Look through the material and tally each line bearing the word "data". Give only the total.

────────────────────

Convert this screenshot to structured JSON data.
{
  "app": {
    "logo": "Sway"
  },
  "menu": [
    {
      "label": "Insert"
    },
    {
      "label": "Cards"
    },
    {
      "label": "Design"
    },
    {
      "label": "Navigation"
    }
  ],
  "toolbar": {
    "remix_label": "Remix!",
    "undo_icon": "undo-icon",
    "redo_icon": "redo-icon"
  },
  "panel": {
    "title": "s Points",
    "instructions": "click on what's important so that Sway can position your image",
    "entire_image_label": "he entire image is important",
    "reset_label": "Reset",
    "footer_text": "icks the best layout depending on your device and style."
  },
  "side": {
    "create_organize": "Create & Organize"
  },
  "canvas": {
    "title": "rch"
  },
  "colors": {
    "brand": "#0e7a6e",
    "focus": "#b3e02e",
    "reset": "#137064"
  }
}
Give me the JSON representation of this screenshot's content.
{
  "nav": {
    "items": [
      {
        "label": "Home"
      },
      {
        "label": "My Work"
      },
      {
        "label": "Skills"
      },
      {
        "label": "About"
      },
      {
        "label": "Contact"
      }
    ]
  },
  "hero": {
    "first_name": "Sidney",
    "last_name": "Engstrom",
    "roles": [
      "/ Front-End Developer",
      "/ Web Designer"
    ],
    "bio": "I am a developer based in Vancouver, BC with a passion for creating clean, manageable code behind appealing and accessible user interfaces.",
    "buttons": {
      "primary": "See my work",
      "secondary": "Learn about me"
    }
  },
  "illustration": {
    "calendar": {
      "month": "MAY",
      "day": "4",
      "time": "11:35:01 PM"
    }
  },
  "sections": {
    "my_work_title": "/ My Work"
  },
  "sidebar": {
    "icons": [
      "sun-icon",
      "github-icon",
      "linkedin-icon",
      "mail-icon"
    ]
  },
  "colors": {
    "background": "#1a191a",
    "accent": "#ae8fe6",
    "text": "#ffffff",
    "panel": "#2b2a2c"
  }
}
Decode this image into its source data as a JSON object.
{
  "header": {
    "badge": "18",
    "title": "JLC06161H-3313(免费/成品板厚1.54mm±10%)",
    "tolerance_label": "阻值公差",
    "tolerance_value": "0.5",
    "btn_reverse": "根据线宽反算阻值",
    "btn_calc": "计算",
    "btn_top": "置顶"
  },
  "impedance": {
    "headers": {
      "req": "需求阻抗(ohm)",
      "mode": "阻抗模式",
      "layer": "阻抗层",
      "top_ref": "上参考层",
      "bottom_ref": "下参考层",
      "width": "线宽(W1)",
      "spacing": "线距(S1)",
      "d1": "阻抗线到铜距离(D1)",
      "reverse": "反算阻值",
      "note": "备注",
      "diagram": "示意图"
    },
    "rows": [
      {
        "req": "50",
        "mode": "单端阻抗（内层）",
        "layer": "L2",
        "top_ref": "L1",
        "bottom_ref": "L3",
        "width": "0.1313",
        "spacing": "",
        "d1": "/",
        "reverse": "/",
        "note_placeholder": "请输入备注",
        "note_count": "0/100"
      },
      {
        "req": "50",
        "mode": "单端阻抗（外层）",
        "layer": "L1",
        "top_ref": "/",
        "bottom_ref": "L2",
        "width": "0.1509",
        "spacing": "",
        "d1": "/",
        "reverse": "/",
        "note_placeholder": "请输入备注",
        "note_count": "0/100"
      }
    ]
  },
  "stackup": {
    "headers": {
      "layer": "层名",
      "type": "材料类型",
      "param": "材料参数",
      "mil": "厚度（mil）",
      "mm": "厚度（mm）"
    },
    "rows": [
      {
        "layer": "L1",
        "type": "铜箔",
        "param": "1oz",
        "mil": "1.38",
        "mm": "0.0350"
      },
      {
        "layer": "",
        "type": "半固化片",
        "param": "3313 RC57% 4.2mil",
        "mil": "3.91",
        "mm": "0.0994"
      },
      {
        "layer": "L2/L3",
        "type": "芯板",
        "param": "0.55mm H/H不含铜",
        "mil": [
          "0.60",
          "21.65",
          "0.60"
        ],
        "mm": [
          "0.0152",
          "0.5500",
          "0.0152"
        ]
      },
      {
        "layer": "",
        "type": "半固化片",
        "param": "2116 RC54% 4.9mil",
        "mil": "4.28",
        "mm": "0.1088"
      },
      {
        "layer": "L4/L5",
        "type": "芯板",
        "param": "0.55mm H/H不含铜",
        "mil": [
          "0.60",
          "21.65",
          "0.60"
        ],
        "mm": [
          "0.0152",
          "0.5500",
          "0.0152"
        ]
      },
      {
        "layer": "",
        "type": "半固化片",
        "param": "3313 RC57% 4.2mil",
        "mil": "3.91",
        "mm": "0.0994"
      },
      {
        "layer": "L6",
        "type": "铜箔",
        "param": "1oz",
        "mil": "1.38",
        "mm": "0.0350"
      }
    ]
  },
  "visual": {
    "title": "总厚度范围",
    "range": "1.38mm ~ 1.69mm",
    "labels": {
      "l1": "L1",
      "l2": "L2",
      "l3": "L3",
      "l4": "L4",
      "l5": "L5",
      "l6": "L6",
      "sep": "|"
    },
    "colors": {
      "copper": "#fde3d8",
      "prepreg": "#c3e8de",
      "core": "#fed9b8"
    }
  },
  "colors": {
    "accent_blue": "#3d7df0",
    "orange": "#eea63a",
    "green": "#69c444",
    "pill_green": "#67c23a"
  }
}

────────────────────

Correct response.
2